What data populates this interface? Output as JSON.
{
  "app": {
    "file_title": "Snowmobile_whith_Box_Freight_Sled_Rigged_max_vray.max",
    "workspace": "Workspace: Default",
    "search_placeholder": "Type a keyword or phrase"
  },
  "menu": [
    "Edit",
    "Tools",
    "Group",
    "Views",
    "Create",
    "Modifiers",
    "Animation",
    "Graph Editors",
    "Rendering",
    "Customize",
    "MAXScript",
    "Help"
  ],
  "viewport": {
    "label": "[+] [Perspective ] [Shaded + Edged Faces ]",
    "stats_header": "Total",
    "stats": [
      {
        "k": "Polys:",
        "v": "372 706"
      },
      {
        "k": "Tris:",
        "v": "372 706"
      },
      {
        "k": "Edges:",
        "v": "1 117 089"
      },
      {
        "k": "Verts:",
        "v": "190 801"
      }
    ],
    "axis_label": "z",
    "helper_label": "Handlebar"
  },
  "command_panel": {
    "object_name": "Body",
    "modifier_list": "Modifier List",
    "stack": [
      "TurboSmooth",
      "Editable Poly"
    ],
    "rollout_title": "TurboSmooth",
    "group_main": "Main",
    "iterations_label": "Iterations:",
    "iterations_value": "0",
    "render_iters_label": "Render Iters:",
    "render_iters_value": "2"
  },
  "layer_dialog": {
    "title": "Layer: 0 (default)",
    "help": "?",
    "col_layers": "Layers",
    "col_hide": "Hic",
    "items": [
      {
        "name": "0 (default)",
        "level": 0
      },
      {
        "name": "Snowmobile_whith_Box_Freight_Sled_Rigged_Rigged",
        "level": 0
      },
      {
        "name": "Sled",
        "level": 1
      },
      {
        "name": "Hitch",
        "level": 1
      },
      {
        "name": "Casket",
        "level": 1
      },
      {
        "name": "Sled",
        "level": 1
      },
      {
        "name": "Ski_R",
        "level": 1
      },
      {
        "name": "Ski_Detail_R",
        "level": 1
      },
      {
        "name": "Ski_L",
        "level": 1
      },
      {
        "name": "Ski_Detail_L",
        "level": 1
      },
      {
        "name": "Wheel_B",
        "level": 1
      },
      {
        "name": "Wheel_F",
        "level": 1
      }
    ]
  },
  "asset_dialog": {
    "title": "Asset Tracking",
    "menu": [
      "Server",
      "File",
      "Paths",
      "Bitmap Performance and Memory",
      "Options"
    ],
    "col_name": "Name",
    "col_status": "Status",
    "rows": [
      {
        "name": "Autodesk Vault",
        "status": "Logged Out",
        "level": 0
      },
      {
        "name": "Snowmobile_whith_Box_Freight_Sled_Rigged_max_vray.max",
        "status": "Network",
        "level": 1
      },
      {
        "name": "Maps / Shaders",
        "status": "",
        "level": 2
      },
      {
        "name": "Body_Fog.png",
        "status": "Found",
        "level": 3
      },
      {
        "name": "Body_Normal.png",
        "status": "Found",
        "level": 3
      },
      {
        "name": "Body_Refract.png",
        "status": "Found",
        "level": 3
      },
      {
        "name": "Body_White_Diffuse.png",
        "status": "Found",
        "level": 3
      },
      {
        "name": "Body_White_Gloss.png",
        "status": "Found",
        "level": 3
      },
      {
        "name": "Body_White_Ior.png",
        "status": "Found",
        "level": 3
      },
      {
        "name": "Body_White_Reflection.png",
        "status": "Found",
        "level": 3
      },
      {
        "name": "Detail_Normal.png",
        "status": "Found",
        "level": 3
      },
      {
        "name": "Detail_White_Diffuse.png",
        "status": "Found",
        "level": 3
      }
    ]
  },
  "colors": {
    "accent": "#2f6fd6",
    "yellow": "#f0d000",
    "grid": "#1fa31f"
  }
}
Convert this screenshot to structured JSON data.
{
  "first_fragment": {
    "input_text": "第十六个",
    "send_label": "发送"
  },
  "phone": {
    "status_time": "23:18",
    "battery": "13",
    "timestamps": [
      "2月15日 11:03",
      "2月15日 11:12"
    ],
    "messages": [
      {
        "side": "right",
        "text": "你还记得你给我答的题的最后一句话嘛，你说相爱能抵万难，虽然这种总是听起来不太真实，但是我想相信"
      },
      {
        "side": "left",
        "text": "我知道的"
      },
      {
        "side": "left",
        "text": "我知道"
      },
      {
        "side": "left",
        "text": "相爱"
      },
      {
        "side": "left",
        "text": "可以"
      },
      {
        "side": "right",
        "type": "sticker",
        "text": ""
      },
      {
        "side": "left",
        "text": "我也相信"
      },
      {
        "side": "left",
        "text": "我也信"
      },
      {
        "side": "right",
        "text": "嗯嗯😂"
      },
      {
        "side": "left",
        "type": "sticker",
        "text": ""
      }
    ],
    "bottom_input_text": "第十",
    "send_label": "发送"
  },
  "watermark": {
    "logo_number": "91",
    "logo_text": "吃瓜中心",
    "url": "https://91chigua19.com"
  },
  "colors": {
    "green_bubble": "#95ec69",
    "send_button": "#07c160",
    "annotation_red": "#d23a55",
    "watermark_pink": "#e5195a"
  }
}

————————

#### What the task requires
Determine how many lines of the material include the string "data". Output only that count.

#### Answer for this exercise
2